## TEXT SEGMENT
╔══

The Extraordinary in the Ordinary with Roz Chast & Neil Goldberg

Cartoonist Roz Chast and visual and performance artist Neil Goldberg reflect on finding humor, absurdity, and beauty in everyday moments – particularly through the eyes of New Yorkers. Brooklyn-born Chast has chronicled the anxieties, pleasures, and perils of contemporary city life as an author and longtime staff cartoonist for The New Yorker. Goldberg’s work also captures residents of the city amidst everyday moments – from ordering lunch at the deli to running for a train. His most recent project, Other People’s Prescriptions, a photographic study of New Yorkers looking through corrective lens, considers some of the myriad various perspectives that characterize urban life. After each giving a short presentation, Chast and Goldberg will sit down with author and former NPR host and correspondent Jacki Lyden to discuss their work.

About the Speakers:

Roz Chast is an acclaimed cartoonist who has published hundreds of pieces in The New Yorker for almost four decades. Author of the award-winning, best-selling memoir, Can’t We Talk About Something More Pleasant? (Bloomsbury, 2014), Chast was the subject of the Museum of the City of New York’s 2016 exhibition, Roz Chast: Cartoon Memoirs. She has written and illustrated many children’s books, including a collaboration with Steve Martin on the children’s book The Alphabet from A to Y with Bonus Letter Z!, contributed to numerous humor collections, and lectured widely.

╚══

## DATASET ENTRIES
╔══

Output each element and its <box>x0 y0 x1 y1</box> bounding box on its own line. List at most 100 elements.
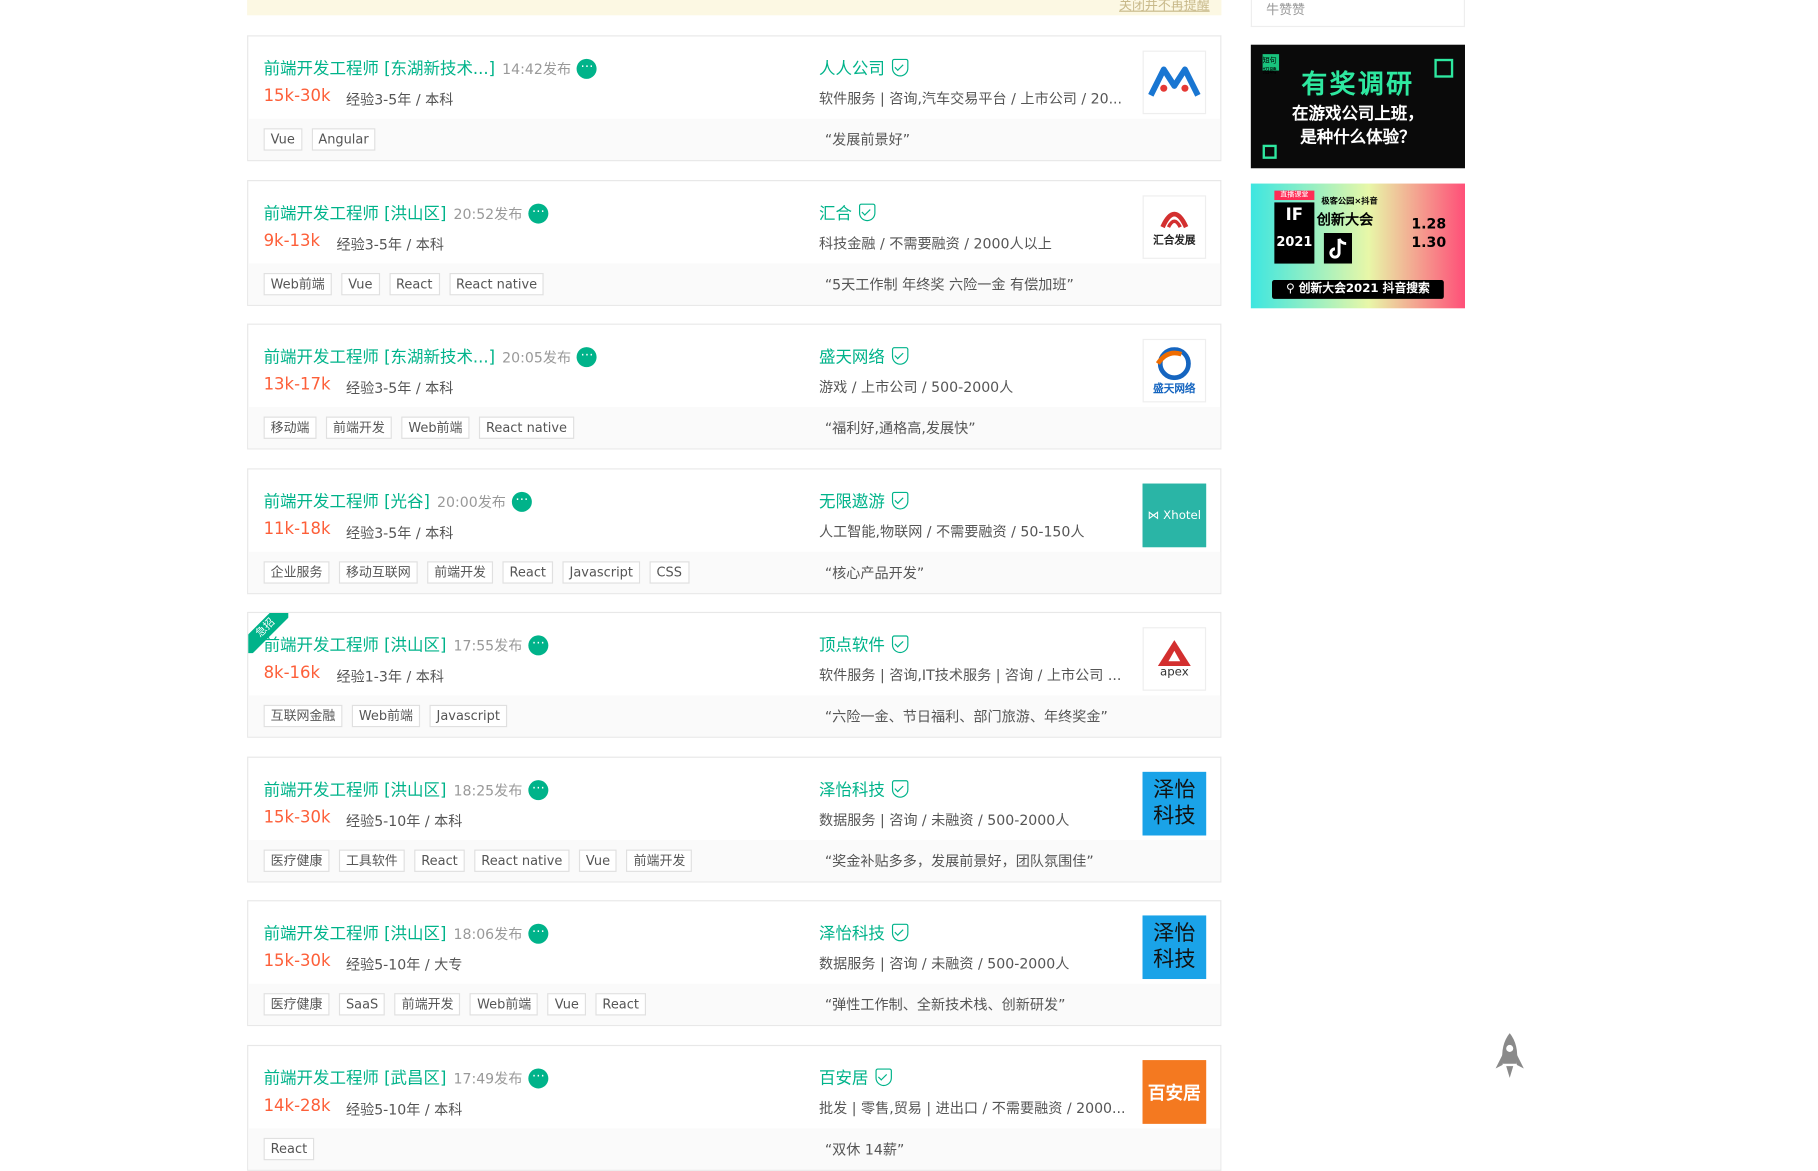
company-logo[interactable] <box>1142 50 1207 115</box>
company-link[interactable]: 无限遨游 <box>819 493 885 512</box>
company-line: 顶点软件 <box>819 633 909 657</box>
job-card[interactable]: 前端开发工程师 [东湖新技术...] 14:42发布 15k-30k 经验3-5年… <box>247 35 1222 162</box>
job-card[interactable]: 前端开发工程师 [洪山区] 18:06发布 15k-30k 经验5-10年 / 大… <box>247 900 1222 1027</box>
tiktok-icon <box>1323 232 1353 264</box>
job-title-link[interactable]: 前端开发工程师 [洪山区] <box>264 637 447 656</box>
company-industry: 人工智能,物联网 / 不需要融资 / 50-150人 <box>818 523 1085 541</box>
company-link[interactable]: 顶点软件 <box>819 637 885 656</box>
skill-tag: Javascript <box>562 561 641 584</box>
company-industry: 软件服务 | 咨询,IT技术服务 | 咨询 / 上市公司 ... <box>818 667 1122 684</box>
skill-tag: Vue <box>263 128 302 151</box>
ad-line: 在游戏公司上班， <box>1292 104 1424 124</box>
shield-check-icon <box>891 780 909 798</box>
position-line: 前端开发工程师 [洪山区] 20:52发布 <box>264 200 549 225</box>
job-card[interactable]: 前端开发工程师 [洪山区]20:52发布 9k-13k 经验3-5年 / 本科 … <box>247 180 1222 306</box>
company-line: 无限遨游 <box>819 490 909 514</box>
tag-list: React <box>263 1137 315 1161</box>
requirement: 经验1-3年 / 本科 <box>336 668 444 685</box>
publish-time: 18:06发布 <box>453 926 523 943</box>
shield-check-icon <box>891 491 909 510</box>
skill-tag: 互联网金融 <box>263 704 343 728</box>
company-logo[interactable]: 百安居 <box>1142 1060 1207 1124</box>
job-slogan: “福利好,通格高,发展快” <box>824 420 976 437</box>
company-line: 泽怡科技 <box>819 778 909 802</box>
job-title-link[interactable]: 前端开发工程师 [武昌区] <box>264 1070 447 1089</box>
ad-headline: 有奖调研 <box>1301 70 1415 101</box>
skill-tag: 移动互联网 <box>338 561 418 584</box>
chat-bubble-icon[interactable] <box>576 55 597 79</box>
skill-tag: Web前端 <box>470 993 539 1016</box>
ad-line: 是种什么体验？ <box>1300 128 1416 148</box>
company-link[interactable]: 泽怡科技 <box>819 925 885 944</box>
renren-logo-icon <box>1148 66 1201 97</box>
company-logo[interactable]: 泽怡科技 <box>1142 771 1207 836</box>
job-card[interactable]: 前端开发工程师 [洪山区] 18:25发布 15k-30k 经验5-10年 / 本… <box>247 756 1222 883</box>
job-card[interactable]: 前端开发工程师 [光谷]20:00发布 11k-18k 经验3-5年 / 本科 … <box>247 468 1222 595</box>
job-card[interactable]: 前端开发工程师 [武昌区] 17:49发布 14k-28k 经验5-10年 / 本… <box>247 1044 1222 1171</box>
company-link[interactable]: 泽怡科技 <box>819 781 885 800</box>
skill-tag: 前端开发 <box>325 416 392 439</box>
rocket-icon[interactable] <box>1494 1033 1525 1080</box>
shield-check-icon <box>891 635 909 654</box>
skill-tag: React <box>388 272 440 296</box>
company-logo[interactable]: 泽怡科技 <box>1142 915 1207 980</box>
job-title-link[interactable]: 前端开发工程师 [东湖新技术...] <box>264 348 495 367</box>
requirement: 经验3-5年 / 本科 <box>345 524 454 542</box>
chat-bubble-icon[interactable] <box>528 1065 549 1089</box>
company-logo[interactable]: 盛天网络 <box>1142 338 1207 403</box>
salary: 11k-18k <box>263 520 331 539</box>
company-link[interactable]: 人人公司 <box>819 60 885 79</box>
sidebar-top-label[interactable]: 牛赞赞 <box>1266 0 1305 19</box>
survey-ad-banner[interactable]: 短句招聘 有奖调研 在游戏公司上班， 是种什么体验？ <box>1250 44 1465 169</box>
job-card[interactable]: 急招 前端开发工程师 [洪山区]17:55发布 8k-16k 经验1-3年 / … <box>247 611 1222 738</box>
logo-text: apex <box>1160 665 1189 679</box>
job-title-link[interactable]: 前端开发工程师 [东湖新技术...] <box>264 60 495 79</box>
company-link[interactable]: 汇合 <box>819 205 852 224</box>
job-slogan: “双休 14薪” <box>824 1141 905 1158</box>
company-logo[interactable]: ⋈ Xhotel <box>1142 483 1207 548</box>
publish-time: 14:42发布 <box>502 61 572 78</box>
requirement: 经验5-10年 / 本科 <box>345 813 463 830</box>
conference-ad-banner[interactable]: 直播课堂 IF 2021 极客公园×抖音 创新大会 1.28 1.30 ⚲ 创新… <box>1250 183 1465 309</box>
company-line: 人人公司 <box>819 56 909 80</box>
if-text: IF <box>1285 205 1304 225</box>
chat-bubble-icon[interactable] <box>576 344 597 368</box>
publish-time: 18:25发布 <box>453 782 523 799</box>
notice-bar: 关闭并不再提醒 <box>247 0 1222 16</box>
chat-bubble-icon[interactable] <box>511 488 532 512</box>
shield-check-icon <box>891 347 909 365</box>
company-link[interactable]: 盛天网络 <box>819 348 885 367</box>
notice-close-link[interactable]: 关闭并不再提醒 <box>1119 0 1210 14</box>
shield-check-icon <box>875 1068 892 1087</box>
job-card[interactable]: 前端开发工程师 [东湖新技术...] 20:05发布 13k-17k 经验3-5年… <box>247 323 1222 450</box>
job-title-link[interactable]: 前端开发工程师 [洪山区] <box>264 925 447 944</box>
tag-list: 企业服务 移动互联网 前端开发 React Javascript CSS <box>263 561 690 584</box>
ad-top-tag: 直播课堂 <box>1274 190 1315 201</box>
position-line: 前端开发工程师 [洪山区] 18:25发布 <box>264 777 549 802</box>
job-title-link[interactable]: 前端开发工程师 [洪山区] <box>264 205 447 224</box>
skill-tag: React <box>263 1137 315 1161</box>
chat-bubble-icon[interactable] <box>528 200 549 224</box>
position-line: 前端开发工程师 [洪山区] 18:06发布 <box>264 920 549 945</box>
logo-text: 盛天网络 <box>1153 383 1196 395</box>
skill-tag: Vue <box>341 272 380 296</box>
job-title-link[interactable]: 前端开发工程师 [光谷] <box>264 493 430 512</box>
tag-list: Vue Angular <box>263 128 376 151</box>
company-logo[interactable]: apex <box>1142 627 1207 691</box>
position-line: 前端开发工程师 [东湖新技术...] 14:42发布 <box>264 55 597 80</box>
requirement: 经验3-5年 / 本科 <box>336 236 444 253</box>
publish-time: 17:55发布 <box>453 637 523 655</box>
ad-subtitle: 极客公园×抖音 <box>1321 196 1378 206</box>
apex-logo-icon <box>1157 639 1191 666</box>
company-industry: 数据服务 | 咨询 / 未融资 / 500-2000人 <box>818 955 1070 972</box>
chat-bubble-icon[interactable] <box>528 920 549 944</box>
company-link[interactable]: 百安居 <box>819 1070 868 1089</box>
skill-tag: 前端开发 <box>394 993 461 1016</box>
chat-bubble-icon[interactable] <box>528 777 549 801</box>
ad-date: 1.30 <box>1411 234 1447 251</box>
company-logo[interactable]: 汇合发展 <box>1142 195 1207 259</box>
publish-time: 20:00发布 <box>436 494 506 511</box>
job-title-link[interactable]: 前端开发工程师 [洪山区] <box>264 781 447 800</box>
job-slogan: “奖金补贴多多，发展前景好，团队氛围佳” <box>824 853 1094 870</box>
chat-bubble-icon[interactable] <box>528 632 549 656</box>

╚══

## WHAT YOU ARE ASKED TO DO
Please reproduce the stretch of the event description from "Roz Chast is an" through "and lectured widely.", changing "acclaimed" to "celebrated".

## RESPONSE TO THIS TASK
Roz Chast is an celebrated cartoonist who has published hundreds of pieces in The New Yorker for almost four decades. Author of the award-winning, best-selling memoir, Can’t We Talk About Something More Pleasant? (Bloomsbury, 2014), Chast was the subject of the Museum of the City of New York’s 2016 exhibition, Roz Chast: Cartoon Memoirs. She has written and illustrated many children’s books, including a collaboration with Steve Martin on the children’s book The Alphabet from A to Y with Bonus Letter Z!, contributed to numerous humor collections, and lectured widely.